Collected data entries
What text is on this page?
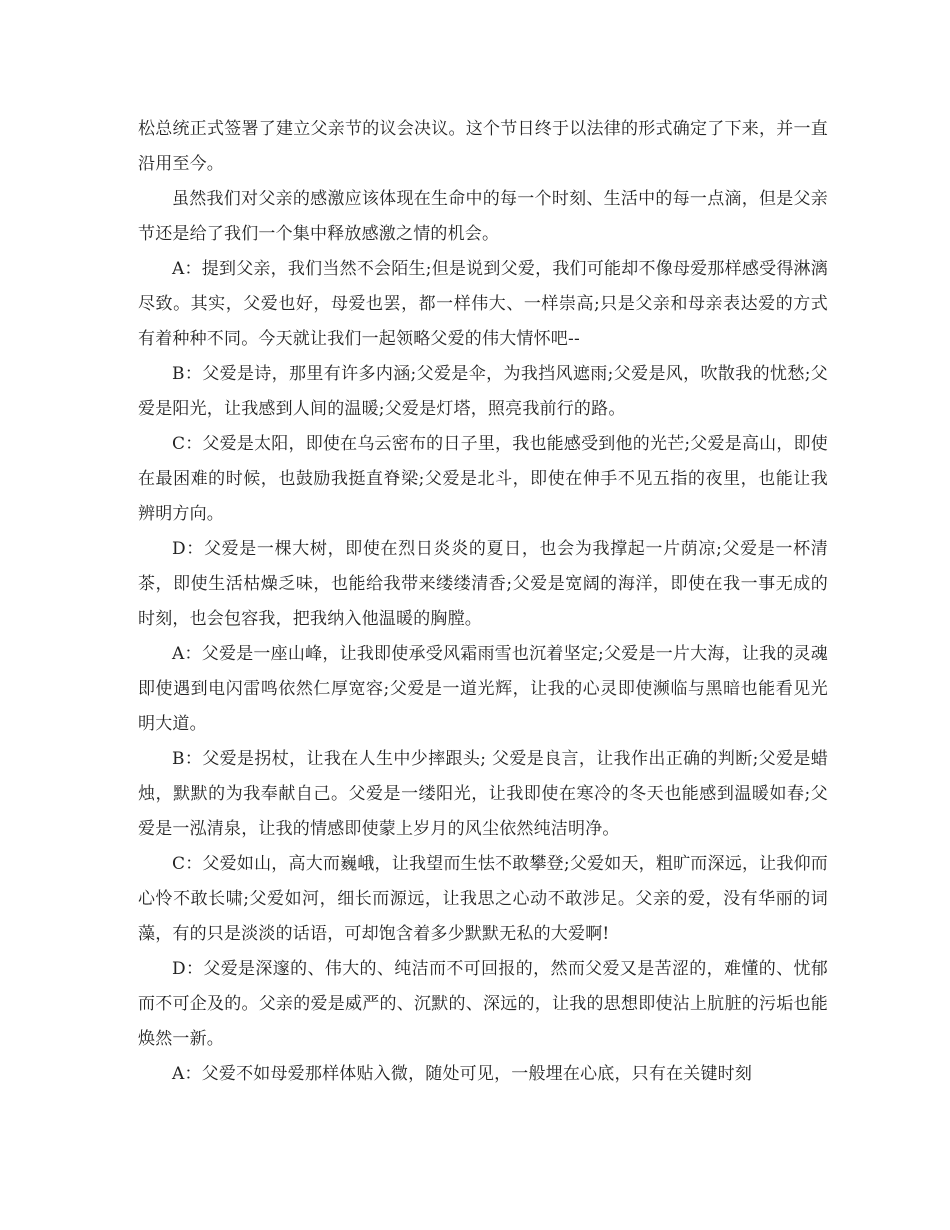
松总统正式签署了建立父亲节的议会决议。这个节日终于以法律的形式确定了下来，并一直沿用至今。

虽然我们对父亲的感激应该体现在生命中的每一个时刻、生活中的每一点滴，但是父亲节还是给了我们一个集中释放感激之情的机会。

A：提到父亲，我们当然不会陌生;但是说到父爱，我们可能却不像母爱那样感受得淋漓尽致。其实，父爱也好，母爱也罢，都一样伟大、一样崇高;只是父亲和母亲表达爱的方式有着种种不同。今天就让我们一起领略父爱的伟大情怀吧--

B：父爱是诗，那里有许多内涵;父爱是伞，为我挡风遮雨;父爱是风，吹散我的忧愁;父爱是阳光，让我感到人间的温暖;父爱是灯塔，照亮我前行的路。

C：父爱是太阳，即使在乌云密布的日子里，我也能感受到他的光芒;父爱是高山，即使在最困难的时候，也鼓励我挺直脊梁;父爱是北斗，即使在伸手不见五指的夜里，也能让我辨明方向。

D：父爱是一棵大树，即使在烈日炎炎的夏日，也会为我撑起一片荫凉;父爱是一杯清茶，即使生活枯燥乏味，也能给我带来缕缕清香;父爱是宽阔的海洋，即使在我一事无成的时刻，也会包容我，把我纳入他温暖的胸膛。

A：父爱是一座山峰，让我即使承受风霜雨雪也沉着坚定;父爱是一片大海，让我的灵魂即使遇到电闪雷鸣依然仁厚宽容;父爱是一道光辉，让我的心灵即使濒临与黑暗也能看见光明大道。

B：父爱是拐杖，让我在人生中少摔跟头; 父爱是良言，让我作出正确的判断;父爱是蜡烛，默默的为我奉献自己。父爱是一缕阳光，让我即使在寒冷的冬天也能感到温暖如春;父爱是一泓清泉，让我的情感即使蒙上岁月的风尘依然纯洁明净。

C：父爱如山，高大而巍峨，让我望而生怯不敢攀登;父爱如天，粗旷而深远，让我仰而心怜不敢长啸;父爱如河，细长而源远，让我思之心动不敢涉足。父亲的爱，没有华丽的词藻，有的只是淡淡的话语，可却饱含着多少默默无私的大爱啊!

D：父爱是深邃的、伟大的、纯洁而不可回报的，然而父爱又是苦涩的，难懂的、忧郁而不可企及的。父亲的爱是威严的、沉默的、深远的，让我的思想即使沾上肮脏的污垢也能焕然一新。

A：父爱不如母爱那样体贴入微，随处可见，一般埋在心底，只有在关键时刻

...

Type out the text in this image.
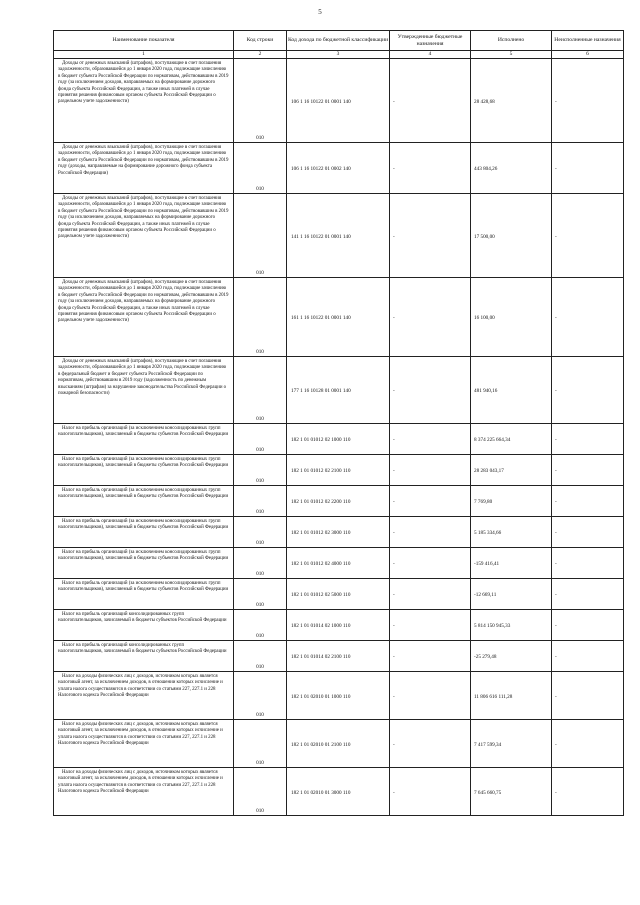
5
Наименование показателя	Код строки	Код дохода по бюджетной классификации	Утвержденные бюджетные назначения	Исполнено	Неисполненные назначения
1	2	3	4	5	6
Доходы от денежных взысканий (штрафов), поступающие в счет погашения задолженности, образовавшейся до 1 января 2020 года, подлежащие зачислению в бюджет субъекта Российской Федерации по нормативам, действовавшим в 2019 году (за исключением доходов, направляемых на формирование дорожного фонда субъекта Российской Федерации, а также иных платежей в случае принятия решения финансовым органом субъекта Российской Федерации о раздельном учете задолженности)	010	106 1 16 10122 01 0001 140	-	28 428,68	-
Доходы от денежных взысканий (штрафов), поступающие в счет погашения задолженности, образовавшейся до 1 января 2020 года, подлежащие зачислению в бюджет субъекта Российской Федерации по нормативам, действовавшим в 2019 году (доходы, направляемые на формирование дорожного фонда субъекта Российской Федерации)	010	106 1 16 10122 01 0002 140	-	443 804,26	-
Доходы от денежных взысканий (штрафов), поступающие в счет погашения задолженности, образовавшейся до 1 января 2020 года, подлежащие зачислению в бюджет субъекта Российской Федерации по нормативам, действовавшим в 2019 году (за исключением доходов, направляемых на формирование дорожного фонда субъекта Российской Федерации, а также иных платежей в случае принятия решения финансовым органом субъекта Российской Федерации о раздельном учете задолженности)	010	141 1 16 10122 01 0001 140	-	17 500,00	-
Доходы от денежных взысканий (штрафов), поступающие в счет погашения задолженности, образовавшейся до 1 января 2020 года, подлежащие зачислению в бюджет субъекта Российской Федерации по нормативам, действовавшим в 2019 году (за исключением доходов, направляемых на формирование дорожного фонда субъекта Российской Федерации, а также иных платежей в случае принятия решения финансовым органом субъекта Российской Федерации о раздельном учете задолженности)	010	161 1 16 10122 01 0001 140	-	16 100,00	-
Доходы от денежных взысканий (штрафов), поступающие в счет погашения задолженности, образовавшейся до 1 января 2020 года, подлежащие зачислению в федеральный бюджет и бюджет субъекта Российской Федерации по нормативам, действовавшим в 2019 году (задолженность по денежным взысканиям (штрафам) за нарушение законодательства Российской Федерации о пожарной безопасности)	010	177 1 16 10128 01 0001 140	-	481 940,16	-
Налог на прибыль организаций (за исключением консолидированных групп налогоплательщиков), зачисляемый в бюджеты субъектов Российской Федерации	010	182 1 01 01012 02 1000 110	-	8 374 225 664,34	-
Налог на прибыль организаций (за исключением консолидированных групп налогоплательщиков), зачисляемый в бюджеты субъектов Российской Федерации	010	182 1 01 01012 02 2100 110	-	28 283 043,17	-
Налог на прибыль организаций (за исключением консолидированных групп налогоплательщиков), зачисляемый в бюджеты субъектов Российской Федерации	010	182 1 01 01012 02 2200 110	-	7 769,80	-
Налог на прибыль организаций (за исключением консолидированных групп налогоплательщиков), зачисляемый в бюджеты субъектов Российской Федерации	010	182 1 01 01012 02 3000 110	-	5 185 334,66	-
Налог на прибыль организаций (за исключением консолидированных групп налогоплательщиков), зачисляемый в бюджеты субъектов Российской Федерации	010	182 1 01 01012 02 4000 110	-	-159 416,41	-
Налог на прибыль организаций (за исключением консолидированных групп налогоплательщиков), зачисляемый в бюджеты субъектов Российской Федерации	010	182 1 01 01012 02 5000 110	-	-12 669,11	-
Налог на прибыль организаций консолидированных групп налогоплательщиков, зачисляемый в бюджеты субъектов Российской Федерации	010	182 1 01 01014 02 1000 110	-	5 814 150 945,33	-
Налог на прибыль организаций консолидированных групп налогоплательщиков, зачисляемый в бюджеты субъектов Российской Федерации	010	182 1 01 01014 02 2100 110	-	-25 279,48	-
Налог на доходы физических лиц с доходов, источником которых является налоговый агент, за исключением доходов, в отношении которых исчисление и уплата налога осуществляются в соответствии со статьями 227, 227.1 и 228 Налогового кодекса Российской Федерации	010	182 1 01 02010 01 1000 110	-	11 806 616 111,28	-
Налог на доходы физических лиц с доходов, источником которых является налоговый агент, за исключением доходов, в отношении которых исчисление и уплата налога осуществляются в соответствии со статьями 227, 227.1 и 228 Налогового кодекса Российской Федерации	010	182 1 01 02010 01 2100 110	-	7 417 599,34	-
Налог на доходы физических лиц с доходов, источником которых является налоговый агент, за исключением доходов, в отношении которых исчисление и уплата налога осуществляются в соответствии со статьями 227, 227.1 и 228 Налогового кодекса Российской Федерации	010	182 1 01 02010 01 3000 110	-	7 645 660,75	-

EXERCISE DIRECTIONS
Say the number of lines in the records above that include the string "осуществляются", and no more.

EXERCISE ANSWER
3